==== Extracted entries

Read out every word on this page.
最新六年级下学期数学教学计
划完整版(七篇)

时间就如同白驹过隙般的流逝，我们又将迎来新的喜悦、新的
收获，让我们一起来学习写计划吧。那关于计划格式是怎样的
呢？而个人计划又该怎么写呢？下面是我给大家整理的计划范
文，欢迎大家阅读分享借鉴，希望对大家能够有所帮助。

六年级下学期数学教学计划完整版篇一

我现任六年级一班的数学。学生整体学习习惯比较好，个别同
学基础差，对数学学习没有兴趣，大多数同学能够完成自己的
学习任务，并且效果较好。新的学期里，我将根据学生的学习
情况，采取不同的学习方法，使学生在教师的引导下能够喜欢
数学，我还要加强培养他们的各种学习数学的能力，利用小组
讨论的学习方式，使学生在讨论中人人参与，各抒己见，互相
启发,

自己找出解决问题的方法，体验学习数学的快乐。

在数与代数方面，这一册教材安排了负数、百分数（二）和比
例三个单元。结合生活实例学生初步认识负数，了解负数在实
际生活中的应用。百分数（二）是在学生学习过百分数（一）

========

◆ Set exercise
Reproduce every entry shown above, precisely as it stands.

◆ Exercise output
Read out every word on this page.
最新六年级下学期数学教学计
划完整版(七篇)

时间就如同白驹过隙般的流逝，我们又将迎来新的喜悦、新的
收获，让我们一起来学习写计划吧。那关于计划格式是怎样的
呢？而个人计划又该怎么写呢？下面是我给大家整理的计划范
文，欢迎大家阅读分享借鉴，希望对大家能够有所帮助。

六年级下学期数学教学计划完整版篇一

我现任六年级一班的数学。学生整体学习习惯比较好，个别同
学基础差，对数学学习没有兴趣，大多数同学能够完成自己的
学习任务，并且效果较好。新的学期里，我将根据学生的学习
情况，采取不同的学习方法，使学生在教师的引导下能够喜欢
数学，我还要加强培养他们的各种学习数学的能力，利用小组
讨论的学习方式，使学生在讨论中人人参与，各抒己见，互相
启发,

自己找出解决问题的方法，体验学习数学的快乐。

在数与代数方面，这一册教材安排了负数、百分数（二）和比
例三个单元。结合生活实例学生初步认识负数，了解负数在实
际生活中的应用。百分数（二）是在学生学习过百分数（一）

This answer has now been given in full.